[Lines of data]

==*==

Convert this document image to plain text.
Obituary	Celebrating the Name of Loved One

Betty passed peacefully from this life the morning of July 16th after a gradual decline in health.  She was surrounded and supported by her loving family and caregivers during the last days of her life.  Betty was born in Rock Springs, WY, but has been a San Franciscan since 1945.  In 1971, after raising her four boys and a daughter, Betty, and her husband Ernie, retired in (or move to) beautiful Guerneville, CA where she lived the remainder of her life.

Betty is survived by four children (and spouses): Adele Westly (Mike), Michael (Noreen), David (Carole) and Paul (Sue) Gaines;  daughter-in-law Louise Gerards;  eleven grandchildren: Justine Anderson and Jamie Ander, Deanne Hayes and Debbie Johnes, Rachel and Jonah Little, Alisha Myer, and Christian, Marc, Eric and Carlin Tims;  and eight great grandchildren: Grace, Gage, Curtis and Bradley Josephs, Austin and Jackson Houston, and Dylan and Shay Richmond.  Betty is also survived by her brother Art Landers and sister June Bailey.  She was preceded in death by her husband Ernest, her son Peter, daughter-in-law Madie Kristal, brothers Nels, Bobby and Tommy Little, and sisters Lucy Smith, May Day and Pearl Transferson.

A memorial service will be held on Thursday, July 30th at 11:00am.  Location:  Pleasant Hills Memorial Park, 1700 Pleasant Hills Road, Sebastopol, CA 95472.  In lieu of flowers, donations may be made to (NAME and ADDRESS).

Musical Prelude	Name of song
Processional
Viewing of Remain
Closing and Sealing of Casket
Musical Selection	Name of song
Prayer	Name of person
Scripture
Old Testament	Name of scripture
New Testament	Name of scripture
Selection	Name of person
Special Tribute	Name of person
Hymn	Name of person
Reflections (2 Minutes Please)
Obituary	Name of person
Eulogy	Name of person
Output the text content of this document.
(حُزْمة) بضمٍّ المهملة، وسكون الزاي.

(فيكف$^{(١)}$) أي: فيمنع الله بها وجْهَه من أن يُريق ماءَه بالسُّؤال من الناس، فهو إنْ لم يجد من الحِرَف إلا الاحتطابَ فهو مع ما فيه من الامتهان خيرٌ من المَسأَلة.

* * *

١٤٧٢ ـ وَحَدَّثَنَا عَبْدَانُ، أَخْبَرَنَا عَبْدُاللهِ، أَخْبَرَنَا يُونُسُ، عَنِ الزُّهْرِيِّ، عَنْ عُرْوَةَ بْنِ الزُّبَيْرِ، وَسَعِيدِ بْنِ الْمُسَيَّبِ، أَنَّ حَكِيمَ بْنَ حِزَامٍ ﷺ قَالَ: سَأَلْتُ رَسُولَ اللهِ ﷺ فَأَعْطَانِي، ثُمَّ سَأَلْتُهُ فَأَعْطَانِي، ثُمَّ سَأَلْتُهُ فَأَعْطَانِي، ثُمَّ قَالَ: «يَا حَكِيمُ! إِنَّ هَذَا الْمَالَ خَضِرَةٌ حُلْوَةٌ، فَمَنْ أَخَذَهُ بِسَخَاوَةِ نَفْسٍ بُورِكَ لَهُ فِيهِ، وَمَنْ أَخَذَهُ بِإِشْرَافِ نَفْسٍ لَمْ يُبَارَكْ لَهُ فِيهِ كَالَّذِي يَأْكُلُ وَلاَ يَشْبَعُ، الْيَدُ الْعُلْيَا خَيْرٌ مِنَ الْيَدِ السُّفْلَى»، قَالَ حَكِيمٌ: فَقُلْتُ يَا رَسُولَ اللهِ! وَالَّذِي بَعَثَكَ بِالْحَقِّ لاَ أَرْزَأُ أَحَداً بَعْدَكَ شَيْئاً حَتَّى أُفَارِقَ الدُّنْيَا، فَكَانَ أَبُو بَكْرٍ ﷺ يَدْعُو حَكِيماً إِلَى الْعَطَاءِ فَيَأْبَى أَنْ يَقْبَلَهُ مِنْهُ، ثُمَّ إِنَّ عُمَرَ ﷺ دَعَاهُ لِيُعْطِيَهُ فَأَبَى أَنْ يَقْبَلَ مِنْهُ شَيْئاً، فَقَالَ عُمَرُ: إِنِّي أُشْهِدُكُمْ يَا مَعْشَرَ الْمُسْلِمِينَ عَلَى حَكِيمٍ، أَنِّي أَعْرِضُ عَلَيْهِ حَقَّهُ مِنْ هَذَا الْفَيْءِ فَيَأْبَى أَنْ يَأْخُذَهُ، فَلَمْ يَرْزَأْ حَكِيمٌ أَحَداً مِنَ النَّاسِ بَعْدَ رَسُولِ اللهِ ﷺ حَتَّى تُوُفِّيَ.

==*==

▶ _Given problem_: Using the listing above, retype each line exactly.

▶ _Answer for the task_:
Convert this document image to plain text.
Obituary	Celebrating the Name of Loved One

Betty passed peacefully from this life the morning of July 16th after a gradual decline in health.  She was surrounded and supported by her loving family and caregivers during the last days of her life.  Betty was born in Rock Springs, WY, but has been a San Franciscan since 1945.  In 1971, after raising her four boys and a daughter, Betty, and her husband Ernie, retired in (or move to) beautiful Guerneville, CA where she lived the remainder of her life.

Betty is survived by four children (and spouses): Adele Westly (Mike), Michael (Noreen), David (Carole) and Paul (Sue) Gaines;  daughter-in-law Louise Gerards;  eleven grandchildren: Justine Anderson and Jamie Ander, Deanne Hayes and Debbie Johnes, Rachel and Jonah Little, Alisha Myer, and Christian, Marc, Eric and Carlin Tims;  and eight great grandchildren: Grace, Gage, Curtis and Bradley Josephs, Austin and Jackson Houston, and Dylan and Shay Richmond.  Betty is also survived by her brother Art Landers and sister June Bailey.  She was preceded in death by her husband Ernest, her son Peter, daughter-in-law Madie Kristal, brothers Nels, Bobby and Tommy Little, and sisters Lucy Smith, May Day and Pearl Transferson.

A memorial service will be held on Thursday, July 30th at 11:00am.  Location:  Pleasant Hills Memorial Park, 1700 Pleasant Hills Road, Sebastopol, CA 95472.  In lieu of flowers, donations may be made to (NAME and ADDRESS).

Musical Prelude	Name of song
Processional
Viewing of Remain
Closing and Sealing of Casket
Musical Selection	Name of song
Prayer	Name of person
Scripture
Old Testament	Name of scripture
New Testament	Name of scripture
Selection	Name of person
Special Tribute	Name of person
Hymn	Name of person
Reflections (2 Minutes Please)
Obituary	Name of person
Eulogy	Name of person
Output the text content of this document.
(حُزْمة) بضمٍّ المهملة، وسكون الزاي.

(فيكف$^{(١)}$) أي: فيمنع الله بها وجْهَه من أن يُريق ماءَه بالسُّؤال من الناس، فهو إنْ لم يجد من الحِرَف إلا الاحتطابَ فهو مع ما فيه من الامتهان خيرٌ من المَسأَلة.

* * *

١٤٧٢ ـ وَحَدَّثَنَا عَبْدَانُ، أَخْبَرَنَا عَبْدُاللهِ، أَخْبَرَنَا يُونُسُ، عَنِ الزُّهْرِيِّ، عَنْ عُرْوَةَ بْنِ الزُّبَيْرِ، وَسَعِيدِ بْنِ الْمُسَيَّبِ، أَنَّ حَكِيمَ بْنَ حِزَامٍ ﷺ قَالَ: سَأَلْتُ رَسُولَ اللهِ ﷺ فَأَعْطَانِي، ثُمَّ سَأَلْتُهُ فَأَعْطَانِي، ثُمَّ سَأَلْتُهُ فَأَعْطَانِي، ثُمَّ قَالَ: «يَا حَكِيمُ! إِنَّ هَذَا الْمَالَ خَضِرَةٌ حُلْوَةٌ، فَمَنْ أَخَذَهُ بِسَخَاوَةِ نَفْسٍ بُورِكَ لَهُ فِيهِ، وَمَنْ أَخَذَهُ بِإِشْرَافِ نَفْسٍ لَمْ يُبَارَكْ لَهُ فِيهِ كَالَّذِي يَأْكُلُ وَلاَ يَشْبَعُ، الْيَدُ الْعُلْيَا خَيْرٌ مِنَ الْيَدِ السُّفْلَى»، قَالَ حَكِيمٌ: فَقُلْتُ يَا رَسُولَ اللهِ! وَالَّذِي بَعَثَكَ بِالْحَقِّ لاَ أَرْزَأُ أَحَداً بَعْدَكَ شَيْئاً حَتَّى أُفَارِقَ الدُّنْيَا، فَكَانَ أَبُو بَكْرٍ ﷺ يَدْعُو حَكِيماً إِلَى الْعَطَاءِ فَيَأْبَى أَنْ يَقْبَلَهُ مِنْهُ، ثُمَّ إِنَّ عُمَرَ ﷺ دَعَاهُ لِيُعْطِيَهُ فَأَبَى أَنْ يَقْبَلَ مِنْهُ شَيْئاً، فَقَالَ عُمَرُ: إِنِّي أُشْهِدُكُمْ يَا مَعْشَرَ الْمُسْلِمِينَ عَلَى حَكِيمٍ، أَنِّي أَعْرِضُ عَلَيْهِ حَقَّهُ مِنْ هَذَا الْفَيْءِ فَيَأْبَى أَنْ يَأْخُذَهُ، فَلَمْ يَرْزَأْ حَكِيمٌ أَحَداً مِنَ النَّاسِ بَعْدَ رَسُولِ اللهِ ﷺ حَتَّى تُوُفِّيَ.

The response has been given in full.